* [What is asked]
Gather up the lines with the word "Petal" in them.

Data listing

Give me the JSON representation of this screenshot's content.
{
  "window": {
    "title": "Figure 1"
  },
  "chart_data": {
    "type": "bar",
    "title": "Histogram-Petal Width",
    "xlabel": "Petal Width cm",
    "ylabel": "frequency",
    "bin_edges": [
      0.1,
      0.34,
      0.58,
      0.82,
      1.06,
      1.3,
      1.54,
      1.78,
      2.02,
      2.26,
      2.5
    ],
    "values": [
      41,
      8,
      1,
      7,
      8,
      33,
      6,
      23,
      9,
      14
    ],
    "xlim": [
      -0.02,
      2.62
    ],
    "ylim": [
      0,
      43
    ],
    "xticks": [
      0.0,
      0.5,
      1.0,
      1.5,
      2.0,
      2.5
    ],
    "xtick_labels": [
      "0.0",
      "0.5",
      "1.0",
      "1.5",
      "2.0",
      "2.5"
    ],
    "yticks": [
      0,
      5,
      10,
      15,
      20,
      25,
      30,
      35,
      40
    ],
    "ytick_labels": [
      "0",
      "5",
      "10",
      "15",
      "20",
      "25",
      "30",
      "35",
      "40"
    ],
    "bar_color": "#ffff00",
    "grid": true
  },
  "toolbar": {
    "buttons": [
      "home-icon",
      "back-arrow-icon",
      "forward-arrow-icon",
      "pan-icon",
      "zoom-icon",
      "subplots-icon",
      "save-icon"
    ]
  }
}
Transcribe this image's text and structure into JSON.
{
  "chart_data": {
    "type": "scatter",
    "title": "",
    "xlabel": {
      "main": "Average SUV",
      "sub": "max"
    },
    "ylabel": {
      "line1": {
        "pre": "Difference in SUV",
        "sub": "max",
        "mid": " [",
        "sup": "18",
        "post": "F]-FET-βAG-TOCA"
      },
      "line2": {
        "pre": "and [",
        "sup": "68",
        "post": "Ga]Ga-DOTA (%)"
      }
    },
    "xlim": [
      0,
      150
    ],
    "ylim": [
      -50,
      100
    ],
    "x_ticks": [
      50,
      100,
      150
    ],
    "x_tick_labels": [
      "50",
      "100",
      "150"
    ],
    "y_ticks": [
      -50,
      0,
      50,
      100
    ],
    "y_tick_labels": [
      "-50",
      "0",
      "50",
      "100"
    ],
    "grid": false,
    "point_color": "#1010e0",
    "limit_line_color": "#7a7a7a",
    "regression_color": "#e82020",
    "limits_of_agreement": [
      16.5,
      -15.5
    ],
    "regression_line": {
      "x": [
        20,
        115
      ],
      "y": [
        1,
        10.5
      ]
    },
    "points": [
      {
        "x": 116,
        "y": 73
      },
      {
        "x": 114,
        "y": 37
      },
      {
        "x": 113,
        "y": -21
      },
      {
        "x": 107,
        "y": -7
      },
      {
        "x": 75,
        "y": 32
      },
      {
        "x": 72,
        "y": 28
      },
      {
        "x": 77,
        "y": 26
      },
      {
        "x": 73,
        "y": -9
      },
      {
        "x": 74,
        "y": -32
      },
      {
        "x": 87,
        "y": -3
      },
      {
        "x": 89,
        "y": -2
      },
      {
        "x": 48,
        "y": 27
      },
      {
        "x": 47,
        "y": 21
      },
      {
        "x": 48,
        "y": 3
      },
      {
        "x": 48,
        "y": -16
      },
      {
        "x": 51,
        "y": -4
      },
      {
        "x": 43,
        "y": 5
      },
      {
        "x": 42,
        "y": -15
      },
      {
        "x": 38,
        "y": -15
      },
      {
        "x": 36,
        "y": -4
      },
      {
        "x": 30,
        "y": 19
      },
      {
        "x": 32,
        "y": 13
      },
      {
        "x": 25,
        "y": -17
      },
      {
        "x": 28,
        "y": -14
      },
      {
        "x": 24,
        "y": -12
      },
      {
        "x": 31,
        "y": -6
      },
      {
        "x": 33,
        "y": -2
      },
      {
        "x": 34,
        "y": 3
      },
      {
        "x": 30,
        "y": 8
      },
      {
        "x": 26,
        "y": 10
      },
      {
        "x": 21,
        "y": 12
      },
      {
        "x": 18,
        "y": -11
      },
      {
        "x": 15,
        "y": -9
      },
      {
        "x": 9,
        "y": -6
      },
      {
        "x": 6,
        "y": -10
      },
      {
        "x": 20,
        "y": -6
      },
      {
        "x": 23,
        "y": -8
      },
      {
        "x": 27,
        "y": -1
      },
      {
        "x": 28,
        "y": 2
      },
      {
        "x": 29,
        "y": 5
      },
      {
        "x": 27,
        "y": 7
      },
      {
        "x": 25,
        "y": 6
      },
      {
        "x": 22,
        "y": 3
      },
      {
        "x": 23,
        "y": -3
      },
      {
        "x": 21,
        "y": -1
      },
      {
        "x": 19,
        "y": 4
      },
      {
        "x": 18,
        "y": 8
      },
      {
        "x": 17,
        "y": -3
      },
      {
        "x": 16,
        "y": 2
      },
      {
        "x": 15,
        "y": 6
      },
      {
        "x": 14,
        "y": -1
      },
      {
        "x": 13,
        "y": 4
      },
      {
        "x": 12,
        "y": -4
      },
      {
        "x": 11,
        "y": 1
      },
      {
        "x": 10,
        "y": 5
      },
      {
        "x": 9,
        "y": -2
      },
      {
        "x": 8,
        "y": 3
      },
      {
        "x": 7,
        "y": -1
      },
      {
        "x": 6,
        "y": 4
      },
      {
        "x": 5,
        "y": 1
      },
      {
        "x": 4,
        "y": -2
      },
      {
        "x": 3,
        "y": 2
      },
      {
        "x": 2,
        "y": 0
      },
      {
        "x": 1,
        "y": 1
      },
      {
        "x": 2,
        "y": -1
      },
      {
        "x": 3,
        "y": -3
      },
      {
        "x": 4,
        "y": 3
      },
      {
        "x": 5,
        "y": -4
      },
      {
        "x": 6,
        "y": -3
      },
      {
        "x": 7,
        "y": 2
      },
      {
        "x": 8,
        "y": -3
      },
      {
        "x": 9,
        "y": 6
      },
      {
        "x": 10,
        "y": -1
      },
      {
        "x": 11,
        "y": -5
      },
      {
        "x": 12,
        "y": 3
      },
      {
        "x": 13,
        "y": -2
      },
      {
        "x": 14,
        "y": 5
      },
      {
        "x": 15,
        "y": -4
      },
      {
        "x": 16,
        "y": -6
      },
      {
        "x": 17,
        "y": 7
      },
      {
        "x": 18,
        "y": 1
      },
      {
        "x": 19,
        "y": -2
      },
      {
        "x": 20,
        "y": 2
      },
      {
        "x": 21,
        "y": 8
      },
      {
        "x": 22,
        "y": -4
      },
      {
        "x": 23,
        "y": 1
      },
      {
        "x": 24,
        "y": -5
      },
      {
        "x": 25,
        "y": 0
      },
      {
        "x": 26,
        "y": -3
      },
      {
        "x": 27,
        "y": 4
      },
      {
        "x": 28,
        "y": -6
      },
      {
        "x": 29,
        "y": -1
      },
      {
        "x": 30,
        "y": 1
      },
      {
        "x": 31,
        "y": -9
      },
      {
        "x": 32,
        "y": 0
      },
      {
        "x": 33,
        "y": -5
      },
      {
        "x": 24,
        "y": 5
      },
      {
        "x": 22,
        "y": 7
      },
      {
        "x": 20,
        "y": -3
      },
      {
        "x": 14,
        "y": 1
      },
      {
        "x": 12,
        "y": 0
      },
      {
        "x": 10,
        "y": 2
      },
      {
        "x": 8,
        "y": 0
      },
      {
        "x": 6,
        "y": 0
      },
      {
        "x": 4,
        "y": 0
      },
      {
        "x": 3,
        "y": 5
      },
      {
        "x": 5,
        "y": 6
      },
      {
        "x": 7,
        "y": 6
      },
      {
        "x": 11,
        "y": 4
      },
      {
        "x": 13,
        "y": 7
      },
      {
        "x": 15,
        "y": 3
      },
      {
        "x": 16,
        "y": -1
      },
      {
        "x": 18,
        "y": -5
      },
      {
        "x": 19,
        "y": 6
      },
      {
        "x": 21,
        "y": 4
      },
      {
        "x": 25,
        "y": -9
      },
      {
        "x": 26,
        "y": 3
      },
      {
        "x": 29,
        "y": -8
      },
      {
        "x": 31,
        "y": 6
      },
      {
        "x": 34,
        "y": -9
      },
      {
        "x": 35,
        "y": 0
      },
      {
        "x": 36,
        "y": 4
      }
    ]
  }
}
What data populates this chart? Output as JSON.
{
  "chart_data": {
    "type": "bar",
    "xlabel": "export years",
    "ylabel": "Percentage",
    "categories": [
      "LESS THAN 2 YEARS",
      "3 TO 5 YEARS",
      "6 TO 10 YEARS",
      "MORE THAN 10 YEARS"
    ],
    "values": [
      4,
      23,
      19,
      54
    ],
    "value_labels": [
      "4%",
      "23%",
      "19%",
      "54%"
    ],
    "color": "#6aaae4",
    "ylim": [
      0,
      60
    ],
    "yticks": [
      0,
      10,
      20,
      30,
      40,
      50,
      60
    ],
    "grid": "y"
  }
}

* [Worked solution]
    "title": "Histogram-Petal Width",
    "xlabel": "Petal Width cm",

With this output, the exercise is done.